## Written task
Identify the lines bearing the string "земельными" and gather them.

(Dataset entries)
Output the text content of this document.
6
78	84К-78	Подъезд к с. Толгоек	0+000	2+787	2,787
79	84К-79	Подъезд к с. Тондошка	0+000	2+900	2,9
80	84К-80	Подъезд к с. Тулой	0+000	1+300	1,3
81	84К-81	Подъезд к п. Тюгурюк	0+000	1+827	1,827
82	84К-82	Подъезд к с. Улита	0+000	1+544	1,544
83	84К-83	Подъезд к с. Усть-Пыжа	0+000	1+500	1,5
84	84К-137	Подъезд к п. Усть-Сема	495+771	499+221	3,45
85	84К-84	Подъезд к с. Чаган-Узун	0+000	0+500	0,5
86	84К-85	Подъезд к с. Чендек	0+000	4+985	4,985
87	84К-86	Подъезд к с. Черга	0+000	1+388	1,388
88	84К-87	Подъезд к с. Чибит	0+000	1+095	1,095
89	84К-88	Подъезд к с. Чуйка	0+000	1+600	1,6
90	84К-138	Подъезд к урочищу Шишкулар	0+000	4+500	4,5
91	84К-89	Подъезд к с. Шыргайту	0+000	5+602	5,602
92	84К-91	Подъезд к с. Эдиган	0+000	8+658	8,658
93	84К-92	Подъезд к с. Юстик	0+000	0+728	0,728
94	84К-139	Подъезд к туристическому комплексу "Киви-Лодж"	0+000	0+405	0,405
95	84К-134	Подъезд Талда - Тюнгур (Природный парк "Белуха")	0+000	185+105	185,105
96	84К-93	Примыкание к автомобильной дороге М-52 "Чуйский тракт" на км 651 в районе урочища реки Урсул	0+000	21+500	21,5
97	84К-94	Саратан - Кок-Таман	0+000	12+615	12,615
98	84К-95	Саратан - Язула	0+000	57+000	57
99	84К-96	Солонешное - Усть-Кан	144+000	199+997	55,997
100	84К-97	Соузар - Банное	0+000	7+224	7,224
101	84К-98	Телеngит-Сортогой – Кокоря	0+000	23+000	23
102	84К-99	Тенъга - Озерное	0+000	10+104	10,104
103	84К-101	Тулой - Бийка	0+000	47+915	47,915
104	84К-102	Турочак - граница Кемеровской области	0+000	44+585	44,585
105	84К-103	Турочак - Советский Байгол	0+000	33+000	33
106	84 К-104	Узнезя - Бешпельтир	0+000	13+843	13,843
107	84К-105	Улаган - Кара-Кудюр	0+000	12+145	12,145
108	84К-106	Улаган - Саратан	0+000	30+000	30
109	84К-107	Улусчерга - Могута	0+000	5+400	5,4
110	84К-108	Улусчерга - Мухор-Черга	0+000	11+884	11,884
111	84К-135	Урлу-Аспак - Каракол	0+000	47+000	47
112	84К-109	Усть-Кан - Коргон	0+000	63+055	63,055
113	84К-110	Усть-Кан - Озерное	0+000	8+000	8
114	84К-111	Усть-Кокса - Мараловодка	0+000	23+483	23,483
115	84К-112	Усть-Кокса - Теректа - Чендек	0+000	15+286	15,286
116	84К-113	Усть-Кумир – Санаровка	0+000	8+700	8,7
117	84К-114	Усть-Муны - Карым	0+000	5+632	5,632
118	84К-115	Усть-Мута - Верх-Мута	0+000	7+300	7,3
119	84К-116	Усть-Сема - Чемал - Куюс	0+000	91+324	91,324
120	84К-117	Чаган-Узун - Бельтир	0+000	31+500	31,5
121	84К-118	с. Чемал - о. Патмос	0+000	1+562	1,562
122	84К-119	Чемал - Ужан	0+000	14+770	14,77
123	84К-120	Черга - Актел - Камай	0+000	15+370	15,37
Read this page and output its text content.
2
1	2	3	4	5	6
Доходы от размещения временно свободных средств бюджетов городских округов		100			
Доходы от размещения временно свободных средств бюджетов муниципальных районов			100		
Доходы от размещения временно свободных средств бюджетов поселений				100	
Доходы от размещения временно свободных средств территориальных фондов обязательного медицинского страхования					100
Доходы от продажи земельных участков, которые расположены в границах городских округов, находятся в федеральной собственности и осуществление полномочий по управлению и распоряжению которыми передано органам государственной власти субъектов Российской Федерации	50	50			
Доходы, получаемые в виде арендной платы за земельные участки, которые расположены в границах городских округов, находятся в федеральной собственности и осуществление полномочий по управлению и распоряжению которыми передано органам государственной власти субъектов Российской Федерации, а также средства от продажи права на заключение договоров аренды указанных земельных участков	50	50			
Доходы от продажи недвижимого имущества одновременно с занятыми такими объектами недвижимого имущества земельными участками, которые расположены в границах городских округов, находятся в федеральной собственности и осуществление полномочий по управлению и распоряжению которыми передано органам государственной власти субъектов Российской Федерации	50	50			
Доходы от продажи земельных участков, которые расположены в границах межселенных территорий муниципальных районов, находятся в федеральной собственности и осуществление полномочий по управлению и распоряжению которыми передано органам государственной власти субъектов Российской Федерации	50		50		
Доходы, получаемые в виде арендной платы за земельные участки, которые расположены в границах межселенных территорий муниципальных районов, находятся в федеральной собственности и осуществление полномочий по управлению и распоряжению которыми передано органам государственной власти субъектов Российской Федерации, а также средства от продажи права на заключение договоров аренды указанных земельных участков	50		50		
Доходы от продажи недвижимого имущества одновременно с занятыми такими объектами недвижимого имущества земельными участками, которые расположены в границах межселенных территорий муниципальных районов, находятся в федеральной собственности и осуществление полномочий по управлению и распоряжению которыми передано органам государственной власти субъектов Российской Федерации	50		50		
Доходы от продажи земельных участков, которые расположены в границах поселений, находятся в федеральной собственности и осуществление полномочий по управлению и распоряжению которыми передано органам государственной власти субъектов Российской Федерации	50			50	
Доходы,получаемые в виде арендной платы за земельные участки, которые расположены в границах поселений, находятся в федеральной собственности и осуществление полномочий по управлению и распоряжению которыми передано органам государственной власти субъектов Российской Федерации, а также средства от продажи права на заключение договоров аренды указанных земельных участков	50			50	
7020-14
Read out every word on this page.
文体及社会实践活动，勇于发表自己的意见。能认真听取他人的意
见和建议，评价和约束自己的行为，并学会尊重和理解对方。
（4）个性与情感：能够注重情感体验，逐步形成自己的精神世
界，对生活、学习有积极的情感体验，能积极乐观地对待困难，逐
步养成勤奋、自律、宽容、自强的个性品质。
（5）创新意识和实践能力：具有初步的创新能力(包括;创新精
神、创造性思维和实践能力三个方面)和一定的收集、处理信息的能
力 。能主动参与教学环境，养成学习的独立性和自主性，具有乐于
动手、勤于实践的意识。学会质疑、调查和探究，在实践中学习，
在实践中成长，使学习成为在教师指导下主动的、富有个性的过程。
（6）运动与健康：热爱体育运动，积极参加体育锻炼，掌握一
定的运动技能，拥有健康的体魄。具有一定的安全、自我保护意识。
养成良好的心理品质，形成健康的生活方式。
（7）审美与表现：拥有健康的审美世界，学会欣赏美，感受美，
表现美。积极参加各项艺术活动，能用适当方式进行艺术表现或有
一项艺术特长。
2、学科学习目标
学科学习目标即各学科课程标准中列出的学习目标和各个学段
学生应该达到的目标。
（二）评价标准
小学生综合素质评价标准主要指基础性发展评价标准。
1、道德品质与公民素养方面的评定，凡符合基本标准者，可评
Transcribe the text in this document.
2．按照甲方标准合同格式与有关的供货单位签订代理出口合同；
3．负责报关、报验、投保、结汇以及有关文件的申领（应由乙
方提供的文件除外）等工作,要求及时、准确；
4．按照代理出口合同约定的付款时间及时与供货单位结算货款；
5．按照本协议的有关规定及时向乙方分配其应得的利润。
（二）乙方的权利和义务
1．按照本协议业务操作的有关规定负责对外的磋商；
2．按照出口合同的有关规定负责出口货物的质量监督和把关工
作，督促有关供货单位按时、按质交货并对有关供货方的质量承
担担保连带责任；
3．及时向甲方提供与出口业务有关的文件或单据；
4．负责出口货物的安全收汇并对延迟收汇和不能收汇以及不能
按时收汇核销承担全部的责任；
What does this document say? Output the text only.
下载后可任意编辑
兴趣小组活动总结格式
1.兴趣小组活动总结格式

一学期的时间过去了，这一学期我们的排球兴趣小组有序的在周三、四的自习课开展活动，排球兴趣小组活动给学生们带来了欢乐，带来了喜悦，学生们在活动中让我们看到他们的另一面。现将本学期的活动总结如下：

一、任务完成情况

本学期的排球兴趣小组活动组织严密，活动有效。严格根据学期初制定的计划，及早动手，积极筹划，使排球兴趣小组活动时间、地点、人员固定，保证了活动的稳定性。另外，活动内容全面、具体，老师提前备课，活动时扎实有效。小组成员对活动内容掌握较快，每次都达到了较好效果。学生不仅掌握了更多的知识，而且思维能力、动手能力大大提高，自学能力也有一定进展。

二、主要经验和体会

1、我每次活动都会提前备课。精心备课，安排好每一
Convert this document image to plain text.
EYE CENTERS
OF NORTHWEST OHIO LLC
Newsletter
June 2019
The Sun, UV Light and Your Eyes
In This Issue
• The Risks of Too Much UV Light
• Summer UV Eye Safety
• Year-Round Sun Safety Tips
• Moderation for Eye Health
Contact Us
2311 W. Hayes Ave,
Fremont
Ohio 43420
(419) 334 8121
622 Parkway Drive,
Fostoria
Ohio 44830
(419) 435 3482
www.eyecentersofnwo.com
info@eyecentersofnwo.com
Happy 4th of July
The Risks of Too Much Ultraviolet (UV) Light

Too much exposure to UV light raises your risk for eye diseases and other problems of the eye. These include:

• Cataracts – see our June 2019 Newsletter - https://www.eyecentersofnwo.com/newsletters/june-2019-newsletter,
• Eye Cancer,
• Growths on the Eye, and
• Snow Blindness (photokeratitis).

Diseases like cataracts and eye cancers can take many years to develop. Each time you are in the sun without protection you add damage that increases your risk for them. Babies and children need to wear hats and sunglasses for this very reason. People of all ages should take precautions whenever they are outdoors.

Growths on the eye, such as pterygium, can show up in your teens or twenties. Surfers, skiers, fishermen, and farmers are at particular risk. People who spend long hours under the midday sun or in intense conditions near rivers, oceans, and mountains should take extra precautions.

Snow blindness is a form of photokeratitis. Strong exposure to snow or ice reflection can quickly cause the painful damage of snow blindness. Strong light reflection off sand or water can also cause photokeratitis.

## Answer to this exercise
Доходы от продажи недвижимого имущества одновременно с занятыми такими объектами недвижимого имущества земельными участками, которые расположены в границах городских округов, находятся в федеральной собственности и осуществление полномочий по управлению и распоряжению которыми передано органам государственной власти субъектов Российской Федерации	50	50			
Доходы от продажи недвижимого имущества одновременно с занятыми такими объектами недвижимого имущества земельными участками, которые расположены в границах межселенных территорий муниципальных районов, находятся в федеральной собственности и осуществление полномочий по управлению и распоряжению которыми передано органам государственной власти субъектов Российской Федерации	50		50		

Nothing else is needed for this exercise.